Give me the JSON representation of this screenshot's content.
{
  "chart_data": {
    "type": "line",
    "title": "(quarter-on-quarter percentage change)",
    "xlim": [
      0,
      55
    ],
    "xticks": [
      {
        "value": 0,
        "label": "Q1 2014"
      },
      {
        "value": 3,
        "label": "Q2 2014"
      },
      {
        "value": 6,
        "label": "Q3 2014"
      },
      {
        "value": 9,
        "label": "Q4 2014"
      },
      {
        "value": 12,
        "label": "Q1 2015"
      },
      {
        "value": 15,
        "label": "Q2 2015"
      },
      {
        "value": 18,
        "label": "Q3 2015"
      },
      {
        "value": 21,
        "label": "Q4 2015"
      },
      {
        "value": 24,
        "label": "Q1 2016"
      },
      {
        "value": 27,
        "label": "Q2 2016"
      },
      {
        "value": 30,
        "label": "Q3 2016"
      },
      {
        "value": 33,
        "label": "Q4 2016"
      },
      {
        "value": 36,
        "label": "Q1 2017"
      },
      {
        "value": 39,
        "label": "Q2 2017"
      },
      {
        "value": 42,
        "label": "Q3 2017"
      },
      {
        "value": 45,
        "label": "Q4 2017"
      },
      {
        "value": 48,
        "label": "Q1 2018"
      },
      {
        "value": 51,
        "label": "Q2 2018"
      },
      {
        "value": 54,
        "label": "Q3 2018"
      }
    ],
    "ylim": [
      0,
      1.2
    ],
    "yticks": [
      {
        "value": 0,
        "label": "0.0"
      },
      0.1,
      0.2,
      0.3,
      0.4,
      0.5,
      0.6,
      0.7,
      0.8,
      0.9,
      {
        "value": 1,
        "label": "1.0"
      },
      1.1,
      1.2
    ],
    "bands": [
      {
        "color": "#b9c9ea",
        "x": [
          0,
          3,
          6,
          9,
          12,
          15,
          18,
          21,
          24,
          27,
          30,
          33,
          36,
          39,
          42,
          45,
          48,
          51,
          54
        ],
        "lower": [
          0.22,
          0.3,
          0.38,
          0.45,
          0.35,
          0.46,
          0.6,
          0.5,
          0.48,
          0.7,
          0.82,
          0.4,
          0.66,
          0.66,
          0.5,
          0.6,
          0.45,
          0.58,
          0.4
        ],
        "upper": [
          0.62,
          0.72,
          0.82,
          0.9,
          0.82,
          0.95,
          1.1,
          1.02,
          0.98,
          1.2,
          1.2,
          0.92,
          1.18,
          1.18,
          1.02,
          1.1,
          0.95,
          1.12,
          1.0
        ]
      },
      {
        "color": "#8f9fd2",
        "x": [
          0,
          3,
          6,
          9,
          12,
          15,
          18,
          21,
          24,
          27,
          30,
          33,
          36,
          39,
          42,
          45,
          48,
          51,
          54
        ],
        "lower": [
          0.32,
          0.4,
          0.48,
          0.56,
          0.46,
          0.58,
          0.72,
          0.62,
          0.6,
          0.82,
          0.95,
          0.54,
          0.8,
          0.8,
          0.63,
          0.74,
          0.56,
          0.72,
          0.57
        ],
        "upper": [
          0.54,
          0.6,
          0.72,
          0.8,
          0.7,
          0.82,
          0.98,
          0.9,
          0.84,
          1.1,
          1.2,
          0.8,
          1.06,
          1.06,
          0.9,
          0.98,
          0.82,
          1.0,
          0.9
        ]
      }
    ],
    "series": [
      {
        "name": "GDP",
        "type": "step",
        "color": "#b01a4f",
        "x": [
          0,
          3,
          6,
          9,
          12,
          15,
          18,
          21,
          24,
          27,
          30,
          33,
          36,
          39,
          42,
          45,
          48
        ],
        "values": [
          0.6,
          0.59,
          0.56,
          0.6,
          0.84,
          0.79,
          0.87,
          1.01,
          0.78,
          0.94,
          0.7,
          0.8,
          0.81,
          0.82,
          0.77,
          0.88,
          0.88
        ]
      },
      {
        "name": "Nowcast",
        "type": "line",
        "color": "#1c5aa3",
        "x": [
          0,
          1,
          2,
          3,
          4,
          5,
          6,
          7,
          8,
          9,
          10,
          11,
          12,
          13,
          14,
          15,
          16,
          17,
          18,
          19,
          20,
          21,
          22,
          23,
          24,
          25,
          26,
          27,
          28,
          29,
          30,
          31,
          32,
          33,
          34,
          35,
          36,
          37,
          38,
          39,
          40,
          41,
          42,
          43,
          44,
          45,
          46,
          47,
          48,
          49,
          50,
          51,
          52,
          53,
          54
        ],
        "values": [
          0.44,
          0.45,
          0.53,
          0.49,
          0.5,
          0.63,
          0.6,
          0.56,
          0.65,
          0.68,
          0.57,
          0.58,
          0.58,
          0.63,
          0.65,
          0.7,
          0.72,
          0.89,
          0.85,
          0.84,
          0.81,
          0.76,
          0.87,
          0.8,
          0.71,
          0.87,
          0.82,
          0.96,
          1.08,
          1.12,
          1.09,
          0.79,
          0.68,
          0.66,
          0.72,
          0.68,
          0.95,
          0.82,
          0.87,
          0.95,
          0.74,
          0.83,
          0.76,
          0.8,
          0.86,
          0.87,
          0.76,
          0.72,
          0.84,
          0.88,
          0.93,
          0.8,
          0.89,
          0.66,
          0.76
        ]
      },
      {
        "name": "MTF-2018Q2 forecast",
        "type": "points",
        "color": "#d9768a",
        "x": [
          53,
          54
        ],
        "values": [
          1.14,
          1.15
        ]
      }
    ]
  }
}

● What needs to be done: Write the data out again in full and exactly.

● Correct response:
Give me the JSON representation of this screenshot's content.
{
  "chart_data": {
    "type": "line",
    "title": "(quarter-on-quarter percentage change)",
    "xlim": [
      0,
      55
    ],
    "xticks": [
      {
        "value": 0,
        "label": "Q1 2014"
      },
      {
        "value": 3,
        "label": "Q2 2014"
      },
      {
        "value": 6,
        "label": "Q3 2014"
      },
      {
        "value": 9,
        "label": "Q4 2014"
      },
      {
        "value": 12,
        "label": "Q1 2015"
      },
      {
        "value": 15,
        "label": "Q2 2015"
      },
      {
        "value": 18,
        "label": "Q3 2015"
      },
      {
        "value": 21,
        "label": "Q4 2015"
      },
      {
        "value": 24,
        "label": "Q1 2016"
      },
      {
        "value": 27,
        "label": "Q2 2016"
      },
      {
        "value": 30,
        "label": "Q3 2016"
      },
      {
        "value": 33,
        "label": "Q4 2016"
      },
      {
        "value": 36,
        "label": "Q1 2017"
      },
      {
        "value": 39,
        "label": "Q2 2017"
      },
      {
        "value": 42,
        "label": "Q3 2017"
      },
      {
        "value": 45,
        "label": "Q4 2017"
      },
      {
        "value": 48,
        "label": "Q1 2018"
      },
      {
        "value": 51,
        "label": "Q2 2018"
      },
      {
        "value": 54,
        "label": "Q3 2018"
      }
    ],
    "ylim": [
      0,
      1.2
    ],
    "yticks": [
      {
        "value": 0,
        "label": "0.0"
      },
      0.1,
      0.2,
      0.3,
      0.4,
      0.5,
      0.6,
      0.7,
      0.8,
      0.9,
      {
        "value": 1,
        "label": "1.0"
      },
      1.1,
      1.2
    ],
    "bands": [
      {
        "color": "#b9c9ea",
        "x": [
          0,
          3,
          6,
          9,
          12,
          15,
          18,
          21,
          24,
          27,
          30,
          33,
          36,
          39,
          42,
          45,
          48,
          51,
          54
        ],
        "lower": [
          0.22,
          0.3,
          0.38,
          0.45,
          0.35,
          0.46,
          0.6,
          0.5,
          0.48,
          0.7,
          0.82,
          0.4,
          0.66,
          0.66,
          0.5,
          0.6,
          0.45,
          0.58,
          0.4
        ],
        "upper": [
          0.62,
          0.72,
          0.82,
          0.9,
          0.82,
          0.95,
          1.1,
          1.02,
          0.98,
          1.2,
          1.2,
          0.92,
          1.18,
          1.18,
          1.02,
          1.1,
          0.95,
          1.12,
          1.0
        ]
      },
      {
        "color": "#8f9fd2",
        "x": [
          0,
          3,
          6,
          9,
          12,
          15,
          18,
          21,
          24,
          27,
          30,
          33,
          36,
          39,
          42,
          45,
          48,
          51,
          54
        ],
        "lower": [
          0.32,
          0.4,
          0.48,
          0.56,
          0.46,
          0.58,
          0.72,
          0.62,
          0.6,
          0.82,
          0.95,
          0.54,
          0.8,
          0.8,
          0.63,
          0.74,
          0.56,
          0.72,
          0.57
        ],
        "upper": [
          0.54,
          0.6,
          0.72,
          0.8,
          0.7,
          0.82,
          0.98,
          0.9,
          0.84,
          1.1,
          1.2,
          0.8,
          1.06,
          1.06,
          0.9,
          0.98,
          0.82,
          1.0,
          0.9
        ]
      }
    ],
    "series": [
      {
        "name": "GDP",
        "type": "step",
        "color": "#b01a4f",
        "x": [
          0,
          3,
          6,
          9,
          12,
          15,
          18,
          21,
          24,
          27,
          30,
          33,
          36,
          39,
          42,
          45,
          48
        ],
        "values": [
          0.6,
          0.59,
          0.56,
          0.6,
          0.84,
          0.79,
          0.87,
          1.01,
          0.78,
          0.94,
          0.7,
          0.8,
          0.81,
          0.82,
          0.77,
          0.88,
          0.88
        ]
      },
      {
        "name": "Nowcast",
        "type": "line",
        "color": "#1c5aa3",
        "x": [
          0,
          1,
          2,
          3,
          4,
          5,
          6,
          7,
          8,
          9,
          10,
          11,
          12,
          13,
          14,
          15,
          16,
          17,
          18,
          19,
          20,
          21,
          22,
          23,
          24,
          25,
          26,
          27,
          28,
          29,
          30,
          31,
          32,
          33,
          34,
          35,
          36,
          37,
          38,
          39,
          40,
          41,
          42,
          43,
          44,
          45,
          46,
          47,
          48,
          49,
          50,
          51,
          52,
          53,
          54
        ],
        "values": [
          0.44,
          0.45,
          0.53,
          0.49,
          0.5,
          0.63,
          0.6,
          0.56,
          0.65,
          0.68,
          0.57,
          0.58,
          0.58,
          0.63,
          0.65,
          0.7,
          0.72,
          0.89,
          0.85,
          0.84,
          0.81,
          0.76,
          0.87,
          0.8,
          0.71,
          0.87,
          0.82,
          0.96,
          1.08,
          1.12,
          1.09,
          0.79,
          0.68,
          0.66,
          0.72,
          0.68,
          0.95,
          0.82,
          0.87,
          0.95,
          0.74,
          0.83,
          0.76,
          0.8,
          0.86,
          0.87,
          0.76,
          0.72,
          0.84,
          0.88,
          0.93,
          0.8,
          0.89,
          0.66,
          0.76
        ]
      },
      {
        "name": "MTF-2018Q2 forecast",
        "type": "points",
        "color": "#d9768a",
        "x": [
          53,
          54
        ],
        "values": [
          1.14,
          1.15
        ]
      }
    ]
  }
}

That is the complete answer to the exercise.